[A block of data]
##########
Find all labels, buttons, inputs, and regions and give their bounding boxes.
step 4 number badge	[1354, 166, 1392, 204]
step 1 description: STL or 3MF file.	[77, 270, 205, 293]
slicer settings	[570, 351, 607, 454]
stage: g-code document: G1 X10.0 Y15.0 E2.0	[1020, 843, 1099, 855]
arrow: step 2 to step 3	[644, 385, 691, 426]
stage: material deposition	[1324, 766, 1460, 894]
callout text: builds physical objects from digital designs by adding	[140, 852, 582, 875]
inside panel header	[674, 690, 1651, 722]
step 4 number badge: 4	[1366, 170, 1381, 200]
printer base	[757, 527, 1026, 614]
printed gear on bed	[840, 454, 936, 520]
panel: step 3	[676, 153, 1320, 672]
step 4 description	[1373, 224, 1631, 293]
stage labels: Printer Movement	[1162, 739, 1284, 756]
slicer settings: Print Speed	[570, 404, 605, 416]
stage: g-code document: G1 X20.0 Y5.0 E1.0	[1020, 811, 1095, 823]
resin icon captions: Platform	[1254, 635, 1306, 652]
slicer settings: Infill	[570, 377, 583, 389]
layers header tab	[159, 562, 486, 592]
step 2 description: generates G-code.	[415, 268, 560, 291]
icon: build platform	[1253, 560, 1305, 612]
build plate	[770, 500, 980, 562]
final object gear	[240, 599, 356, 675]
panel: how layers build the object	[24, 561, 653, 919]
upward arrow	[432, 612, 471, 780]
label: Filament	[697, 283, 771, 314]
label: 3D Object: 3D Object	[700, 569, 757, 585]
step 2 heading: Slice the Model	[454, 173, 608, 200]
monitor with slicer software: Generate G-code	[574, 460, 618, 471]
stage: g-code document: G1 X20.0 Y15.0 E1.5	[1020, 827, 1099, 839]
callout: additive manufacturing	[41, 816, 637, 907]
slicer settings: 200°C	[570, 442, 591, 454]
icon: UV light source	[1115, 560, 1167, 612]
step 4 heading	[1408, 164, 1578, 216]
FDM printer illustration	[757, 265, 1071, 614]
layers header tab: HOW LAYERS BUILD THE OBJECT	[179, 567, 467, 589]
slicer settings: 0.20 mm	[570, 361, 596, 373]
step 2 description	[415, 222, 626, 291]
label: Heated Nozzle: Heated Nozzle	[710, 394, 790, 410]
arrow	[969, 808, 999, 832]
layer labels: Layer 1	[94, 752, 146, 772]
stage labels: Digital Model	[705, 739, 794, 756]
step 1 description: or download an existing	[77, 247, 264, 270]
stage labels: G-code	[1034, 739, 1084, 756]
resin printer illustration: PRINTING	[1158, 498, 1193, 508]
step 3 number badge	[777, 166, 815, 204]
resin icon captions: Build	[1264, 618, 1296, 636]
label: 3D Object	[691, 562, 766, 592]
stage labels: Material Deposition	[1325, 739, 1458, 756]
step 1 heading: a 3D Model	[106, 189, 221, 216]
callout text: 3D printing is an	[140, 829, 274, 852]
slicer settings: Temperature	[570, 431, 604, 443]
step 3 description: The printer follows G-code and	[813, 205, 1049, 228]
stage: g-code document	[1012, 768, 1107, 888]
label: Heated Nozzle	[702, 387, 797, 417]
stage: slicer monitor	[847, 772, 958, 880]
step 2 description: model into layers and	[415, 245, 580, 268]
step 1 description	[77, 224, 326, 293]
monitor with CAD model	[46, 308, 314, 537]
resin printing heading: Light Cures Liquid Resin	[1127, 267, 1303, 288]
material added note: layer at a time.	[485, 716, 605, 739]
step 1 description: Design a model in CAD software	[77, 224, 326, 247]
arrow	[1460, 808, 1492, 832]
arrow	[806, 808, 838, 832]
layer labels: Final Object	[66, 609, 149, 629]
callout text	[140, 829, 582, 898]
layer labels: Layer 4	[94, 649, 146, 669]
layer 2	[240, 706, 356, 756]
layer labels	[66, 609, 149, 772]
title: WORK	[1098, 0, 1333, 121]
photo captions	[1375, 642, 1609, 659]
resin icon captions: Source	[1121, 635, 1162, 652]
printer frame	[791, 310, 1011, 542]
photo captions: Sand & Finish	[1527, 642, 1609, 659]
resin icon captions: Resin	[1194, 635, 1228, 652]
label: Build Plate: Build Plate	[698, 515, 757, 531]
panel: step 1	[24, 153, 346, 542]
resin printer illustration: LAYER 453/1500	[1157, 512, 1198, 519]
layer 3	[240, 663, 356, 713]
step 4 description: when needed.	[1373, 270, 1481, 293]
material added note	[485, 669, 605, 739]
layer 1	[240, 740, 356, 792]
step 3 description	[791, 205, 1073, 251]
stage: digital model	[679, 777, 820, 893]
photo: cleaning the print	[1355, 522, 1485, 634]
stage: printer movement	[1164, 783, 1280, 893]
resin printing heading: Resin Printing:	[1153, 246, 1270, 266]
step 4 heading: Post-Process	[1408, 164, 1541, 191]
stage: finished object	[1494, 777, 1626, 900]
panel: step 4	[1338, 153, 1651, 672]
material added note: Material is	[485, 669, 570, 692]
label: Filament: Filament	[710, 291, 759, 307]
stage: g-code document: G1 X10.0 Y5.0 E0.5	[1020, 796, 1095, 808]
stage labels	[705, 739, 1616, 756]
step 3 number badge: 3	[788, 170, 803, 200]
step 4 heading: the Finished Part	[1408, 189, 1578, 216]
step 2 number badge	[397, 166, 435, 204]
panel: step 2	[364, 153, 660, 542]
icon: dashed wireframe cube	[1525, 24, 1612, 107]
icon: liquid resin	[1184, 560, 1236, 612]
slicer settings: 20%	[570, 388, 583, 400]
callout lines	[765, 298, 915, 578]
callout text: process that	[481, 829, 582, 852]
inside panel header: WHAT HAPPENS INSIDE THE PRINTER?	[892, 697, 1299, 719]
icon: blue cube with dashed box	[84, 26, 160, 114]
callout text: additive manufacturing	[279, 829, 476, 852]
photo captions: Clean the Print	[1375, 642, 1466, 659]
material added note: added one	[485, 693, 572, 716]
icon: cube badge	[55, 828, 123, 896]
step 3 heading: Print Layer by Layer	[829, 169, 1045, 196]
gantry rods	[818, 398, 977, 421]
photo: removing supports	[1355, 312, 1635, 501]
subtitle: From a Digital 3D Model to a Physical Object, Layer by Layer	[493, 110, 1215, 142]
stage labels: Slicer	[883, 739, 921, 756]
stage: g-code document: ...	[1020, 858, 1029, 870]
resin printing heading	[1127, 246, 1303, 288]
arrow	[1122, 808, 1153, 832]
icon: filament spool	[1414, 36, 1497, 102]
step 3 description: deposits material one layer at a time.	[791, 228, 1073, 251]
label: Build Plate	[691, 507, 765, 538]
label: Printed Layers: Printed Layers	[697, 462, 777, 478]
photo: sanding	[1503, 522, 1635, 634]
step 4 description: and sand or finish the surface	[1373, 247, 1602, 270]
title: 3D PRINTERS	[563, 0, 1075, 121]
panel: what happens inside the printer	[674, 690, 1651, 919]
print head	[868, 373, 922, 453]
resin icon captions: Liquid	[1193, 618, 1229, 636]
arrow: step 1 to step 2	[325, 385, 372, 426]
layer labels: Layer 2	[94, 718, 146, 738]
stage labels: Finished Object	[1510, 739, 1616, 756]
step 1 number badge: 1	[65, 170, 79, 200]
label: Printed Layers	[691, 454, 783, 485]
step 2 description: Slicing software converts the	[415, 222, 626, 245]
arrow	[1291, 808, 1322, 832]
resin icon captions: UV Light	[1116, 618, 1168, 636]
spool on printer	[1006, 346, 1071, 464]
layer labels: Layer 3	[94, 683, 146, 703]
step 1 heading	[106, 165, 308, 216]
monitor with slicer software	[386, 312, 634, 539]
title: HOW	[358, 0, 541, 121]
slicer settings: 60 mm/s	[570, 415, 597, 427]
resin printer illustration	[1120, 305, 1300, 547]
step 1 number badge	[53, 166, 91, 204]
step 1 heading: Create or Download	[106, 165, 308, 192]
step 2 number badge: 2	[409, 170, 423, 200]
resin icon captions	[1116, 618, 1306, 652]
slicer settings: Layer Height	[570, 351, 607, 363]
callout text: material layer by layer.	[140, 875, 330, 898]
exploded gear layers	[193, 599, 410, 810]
##########
■ **PROBLEM**
Please retype the items from the start through the line containing "callout text: builds", including that line, keeping every line identical.

■ **SOLUTION TO THIS TASK**
Find all labels, buttons, inputs, and regions and give their bounding boxes.
step 4 number badge	[1354, 166, 1392, 204]
step 1 description: STL or 3MF file.	[77, 270, 205, 293]
slicer settings	[570, 351, 607, 454]
stage: g-code document: G1 X10.0 Y15.0 E2.0	[1020, 843, 1099, 855]
arrow: step 2 to step 3	[644, 385, 691, 426]
stage: material deposition	[1324, 766, 1460, 894]
callout text: builds physical objects from digital designs by adding	[140, 852, 582, 875]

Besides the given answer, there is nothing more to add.